◆ Items:
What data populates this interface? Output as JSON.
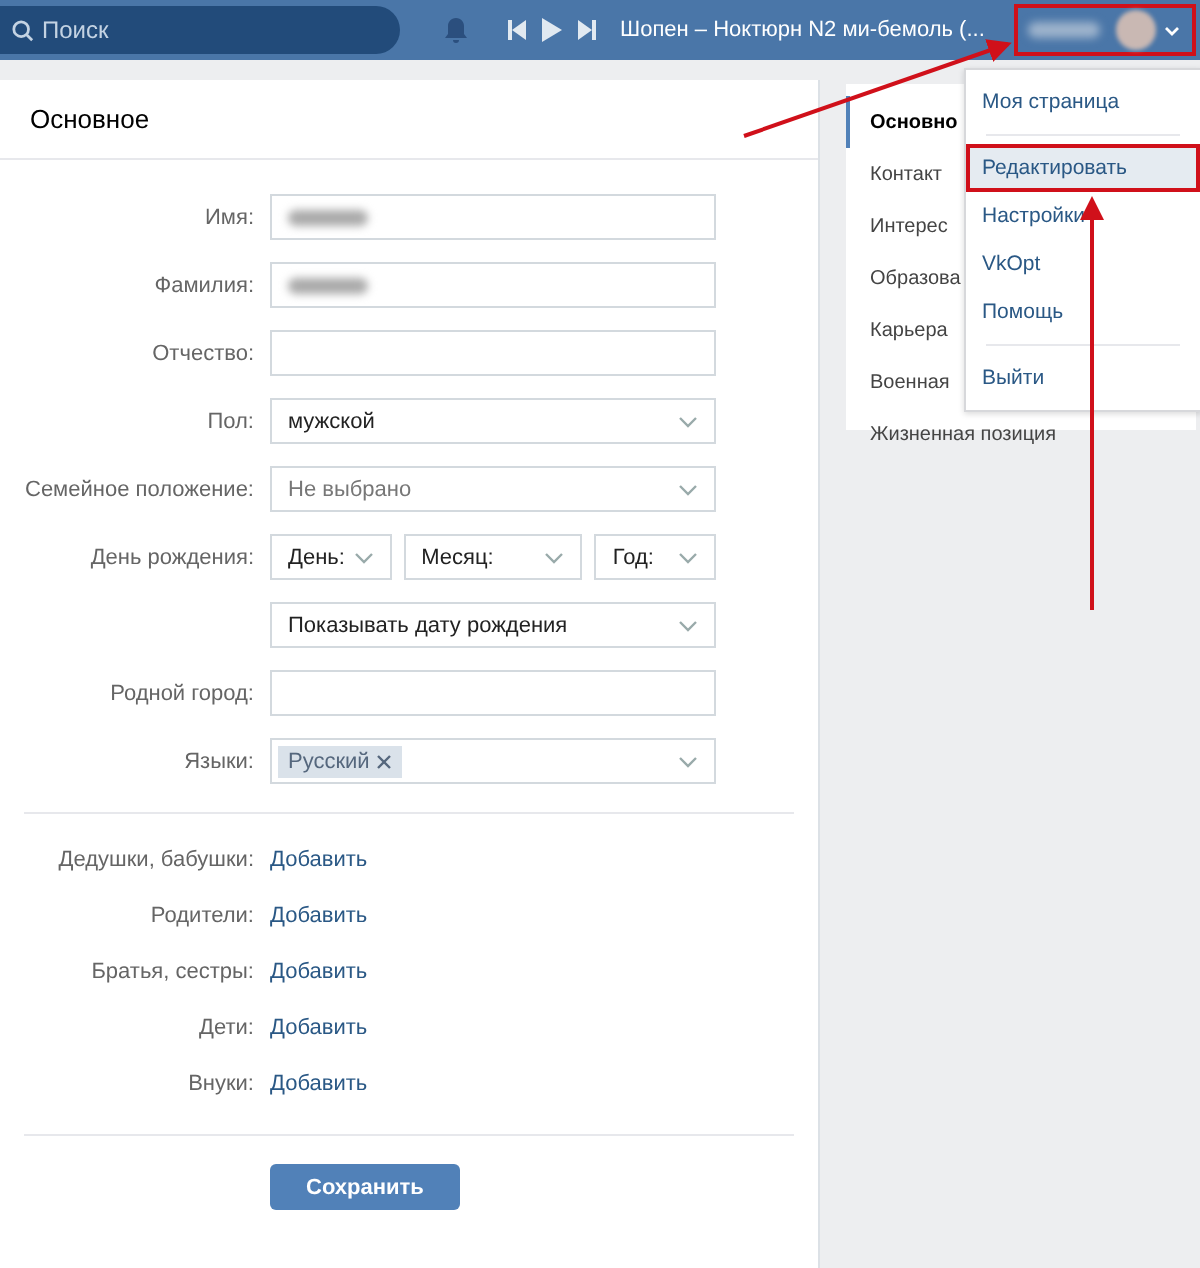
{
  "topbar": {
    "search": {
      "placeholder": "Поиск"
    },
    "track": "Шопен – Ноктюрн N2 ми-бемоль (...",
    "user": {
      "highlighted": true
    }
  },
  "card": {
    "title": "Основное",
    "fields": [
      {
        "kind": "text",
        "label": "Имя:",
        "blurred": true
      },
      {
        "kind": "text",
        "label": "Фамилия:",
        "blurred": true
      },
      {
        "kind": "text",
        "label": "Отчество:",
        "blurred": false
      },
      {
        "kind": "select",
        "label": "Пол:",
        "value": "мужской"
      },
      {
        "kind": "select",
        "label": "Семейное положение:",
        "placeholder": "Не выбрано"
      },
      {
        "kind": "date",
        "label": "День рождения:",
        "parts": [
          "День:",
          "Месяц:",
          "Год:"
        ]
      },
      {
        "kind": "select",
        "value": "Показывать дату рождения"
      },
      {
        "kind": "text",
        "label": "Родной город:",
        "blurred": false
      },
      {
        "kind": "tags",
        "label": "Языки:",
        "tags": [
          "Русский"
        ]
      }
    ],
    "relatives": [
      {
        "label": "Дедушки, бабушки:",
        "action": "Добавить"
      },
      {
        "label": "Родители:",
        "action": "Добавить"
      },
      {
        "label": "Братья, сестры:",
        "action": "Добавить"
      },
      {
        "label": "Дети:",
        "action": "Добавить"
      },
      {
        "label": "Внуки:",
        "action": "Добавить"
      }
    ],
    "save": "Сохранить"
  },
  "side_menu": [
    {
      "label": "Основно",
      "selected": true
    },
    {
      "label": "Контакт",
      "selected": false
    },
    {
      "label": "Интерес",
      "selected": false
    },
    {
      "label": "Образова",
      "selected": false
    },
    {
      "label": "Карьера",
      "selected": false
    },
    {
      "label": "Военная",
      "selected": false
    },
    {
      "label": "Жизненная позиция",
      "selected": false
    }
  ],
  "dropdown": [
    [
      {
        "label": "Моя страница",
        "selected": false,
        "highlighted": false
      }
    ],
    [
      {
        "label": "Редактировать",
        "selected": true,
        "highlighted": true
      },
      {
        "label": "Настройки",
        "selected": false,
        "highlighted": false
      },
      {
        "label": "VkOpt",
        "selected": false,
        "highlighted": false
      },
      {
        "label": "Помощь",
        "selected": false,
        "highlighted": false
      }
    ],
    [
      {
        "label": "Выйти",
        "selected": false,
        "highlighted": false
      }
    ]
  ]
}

◆ The request: Gather all lines with the string "placeholder" from the data.

◆ Written answer:
      "placeholder": "Поиск"
        "placeholder": "Не выбрано"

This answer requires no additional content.